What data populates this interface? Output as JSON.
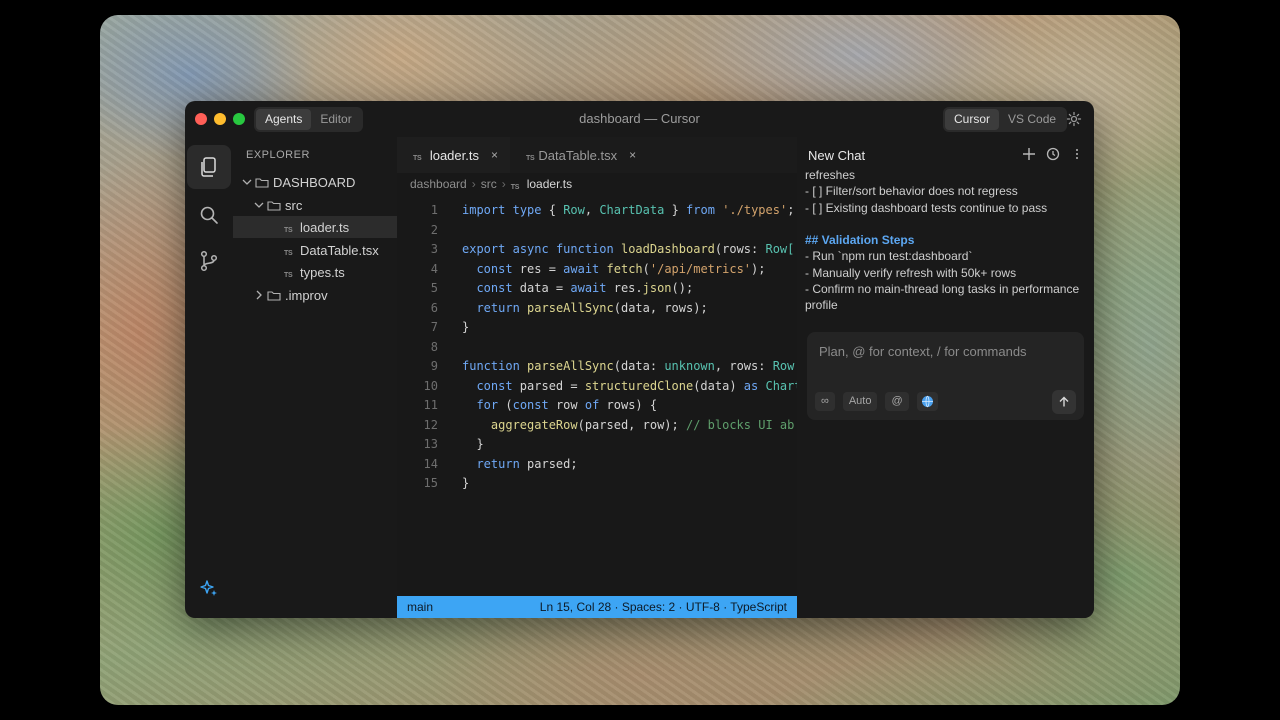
{
  "window": {
    "title": "dashboard — Cursor"
  },
  "modes": {
    "agents": "Agents",
    "editor": "Editor"
  },
  "ide_switch": {
    "cursor": "Cursor",
    "vscode": "VS Code"
  },
  "colors": {
    "accent": "#3da5f4",
    "close": "#ff5f57",
    "minimize": "#febc2e",
    "zoom": "#28c840"
  },
  "explorer": {
    "header": "EXPLORER",
    "root": "DASHBOARD",
    "items": [
      {
        "label": "src"
      },
      {
        "label": "loader.ts",
        "badge": "TS"
      },
      {
        "label": "DataTable.tsx",
        "badge": "TS"
      },
      {
        "label": "types.ts",
        "badge": "TS"
      },
      {
        "label": ".improv"
      }
    ]
  },
  "tabs": [
    {
      "label": "loader.ts",
      "badge": "TS",
      "close": "×"
    },
    {
      "label": "DataTable.tsx",
      "badge": "TS",
      "close": "×"
    }
  ],
  "breadcrumb": {
    "root": "dashboard",
    "folder": "src",
    "file": "loader.ts",
    "badge": "TS",
    "sep": "›"
  },
  "code": {
    "line_numbers": [
      "1",
      "2",
      "3",
      "4",
      "5",
      "6",
      "7",
      "8",
      "9",
      "10",
      "11",
      "12",
      "13",
      "14",
      "15"
    ],
    "l1": {
      "a": "import",
      "b": "type",
      "c": " { ",
      "d": "Row",
      "e": ", ",
      "f": "ChartData",
      "g": " } ",
      "h": "from",
      "i": " ",
      "j": "'./types'",
      "k": ";"
    },
    "l3": {
      "a": "export",
      "b": " ",
      "c": "async",
      "d": " ",
      "e": "function",
      "f": " ",
      "g": "loadDashboard",
      "h": "(rows: ",
      "i": "Row["
    },
    "l4": {
      "a": "  ",
      "b": "const",
      "c": " res = ",
      "d": "await",
      "e": " ",
      "f": "fetch",
      "g": "(",
      "h": "'/api/metrics'",
      "i": ");"
    },
    "l5": {
      "a": "  ",
      "b": "const",
      "c": " data = ",
      "d": "await",
      "e": " res.",
      "f": "json",
      "g": "();"
    },
    "l6": {
      "a": "  ",
      "b": "return",
      "c": " ",
      "d": "parseAllSync",
      "e": "(data, rows);"
    },
    "l7": {
      "a": "}"
    },
    "l9": {
      "a": "function",
      "b": " ",
      "c": "parseAllSync",
      "d": "(data: ",
      "e": "unknown",
      "f": ", rows: ",
      "g": "Row"
    },
    "l10": {
      "a": "  ",
      "b": "const",
      "c": " parsed = ",
      "d": "structuredClone",
      "e": "(data) ",
      "f": "as",
      "g": " ",
      "h": "Chart"
    },
    "l11": {
      "a": "  ",
      "b": "for",
      "c": " (",
      "d": "const",
      "e": " row ",
      "f": "of",
      "g": " rows) {"
    },
    "l12": {
      "a": "    ",
      "b": "aggregateRow",
      "c": "(parsed, row); ",
      "d": "// blocks UI ab"
    },
    "l13": {
      "a": "  }"
    },
    "l14": {
      "a": "  ",
      "b": "return",
      "c": " parsed;"
    },
    "l15": {
      "a": "}"
    }
  },
  "status": {
    "branch": "main",
    "info": "Ln 15, Col 28 · Spaces: 2 · UTF-8 · TypeScript"
  },
  "chat": {
    "title": "New Chat",
    "lines": [
      "refreshes",
      "- [ ] Filter/sort behavior does not regress",
      "- [ ] Existing dashboard tests continue to pass"
    ],
    "validation_heading": "## Validation Steps",
    "validation_lines": [
      "- Run `npm run test:dashboard`",
      "- Manually verify refresh with 50k+ rows",
      "- Confirm no main-thread long tasks in performance profile"
    ],
    "input_placeholder": "Plan, @ for context, / for commands",
    "pills": {
      "infinity": "∞",
      "auto": "Auto",
      "at": "@"
    }
  }
}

··········

WHAT IS BEING ASKED: Omit pictures; set down the rest of the material word for word.

WORKED SOLUTION:
What data populates this interface? Output as JSON.
{
  "window": {
    "title": "dashboard — Cursor"
  },
  "modes": {
    "agents": "Agents",
    "editor": "Editor"
  },
  "ide_switch": {
    "cursor": "Cursor",
    "vscode": "VS Code"
  },
  "colors": {
    "accent": "#3da5f4",
    "close": "#ff5f57",
    "minimize": "#febc2e",
    "zoom": "#28c840"
  },
  "explorer": {
    "header": "EXPLORER",
    "root": "DASHBOARD",
    "items": [
      {
        "label": "src"
      },
      {
        "label": "loader.ts",
        "badge": "TS"
      },
      {
        "label": "DataTable.tsx",
        "badge": "TS"
      },
      {
        "label": "types.ts",
        "badge": "TS"
      },
      {
        "label": ".improv"
      }
    ]
  },
  "tabs": [
    {
      "label": "loader.ts",
      "badge": "TS",
      "close": "×"
    },
    {
      "label": "DataTable.tsx",
      "badge": "TS",
      "close": "×"
    }
  ],
  "breadcrumb": {
    "root": "dashboard",
    "folder": "src",
    "file": "loader.ts",
    "badge": "TS",
    "sep": "›"
  },
  "code": {
    "line_numbers": [
      "1",
      "2",
      "3",
      "4",
      "5",
      "6",
      "7",
      "8",
      "9",
      "10",
      "11",
      "12",
      "13",
      "14",
      "15"
    ],
    "l1": {
      "a": "import",
      "b": "type",
      "c": " { ",
      "d": "Row",
      "e": ", ",
      "f": "ChartData",
      "g": " } ",
      "h": "from",
      "i": " ",
      "j": "'./types'",
      "k": ";"
    },
    "l3": {
      "a": "export",
      "b": " ",
      "c": "async",
      "d": " ",
      "e": "function",
      "f": " ",
      "g": "loadDashboard",
      "h": "(rows: ",
      "i": "Row["
    },
    "l4": {
      "a": "  ",
      "b": "const",
      "c": " res = ",
      "d": "await",
      "e": " ",
      "f": "fetch",
      "g": "(",
      "h": "'/api/metrics'",
      "i": ");"
    },
    "l5": {
      "a": "  ",
      "b": "const",
      "c": " data = ",
      "d": "await",
      "e": " res.",
      "f": "json",
      "g": "();"
    },
    "l6": {
      "a": "  ",
      "b": "return",
      "c": " ",
      "d": "parseAllSync",
      "e": "(data, rows);"
    },
    "l7": {
      "a": "}"
    },
    "l9": {
      "a": "function",
      "b": " ",
      "c": "parseAllSync",
      "d": "(data: ",
      "e": "unknown",
      "f": ", rows: ",
      "g": "Row"
    },
    "l10": {
      "a": "  ",
      "b": "const",
      "c": " parsed = ",
      "d": "structuredClone",
      "e": "(data) ",
      "f": "as",
      "g": " ",
      "h": "Chart"
    },
    "l11": {
      "a": "  ",
      "b": "for",
      "c": " (",
      "d": "const",
      "e": " row ",
      "f": "of",
      "g": " rows) {"
    },
    "l12": {
      "a": "    ",
      "b": "aggregateRow",
      "c": "(parsed, row); ",
      "d": "// blocks UI ab"
    },
    "l13": {
      "a": "  }"
    },
    "l14": {
      "a": "  ",
      "b": "return",
      "c": " parsed;"
    },
    "l15": {
      "a": "}"
    }
  },
  "status": {
    "branch": "main",
    "info": "Ln 15, Col 28 · Spaces: 2 · UTF-8 · TypeScript"
  },
  "chat": {
    "title": "New Chat",
    "lines": [
      "refreshes",
      "- [ ] Filter/sort behavior does not regress",
      "- [ ] Existing dashboard tests continue to pass"
    ],
    "validation_heading": "## Validation Steps",
    "validation_lines": [
      "- Run `npm run test:dashboard`",
      "- Manually verify refresh with 50k+ rows",
      "- Confirm no main-thread long tasks in performance profile"
    ],
    "input_placeholder": "Plan, @ for context, / for commands",
    "pills": {
      "infinity": "∞",
      "auto": "Auto",
      "at": "@"
    }
  }
}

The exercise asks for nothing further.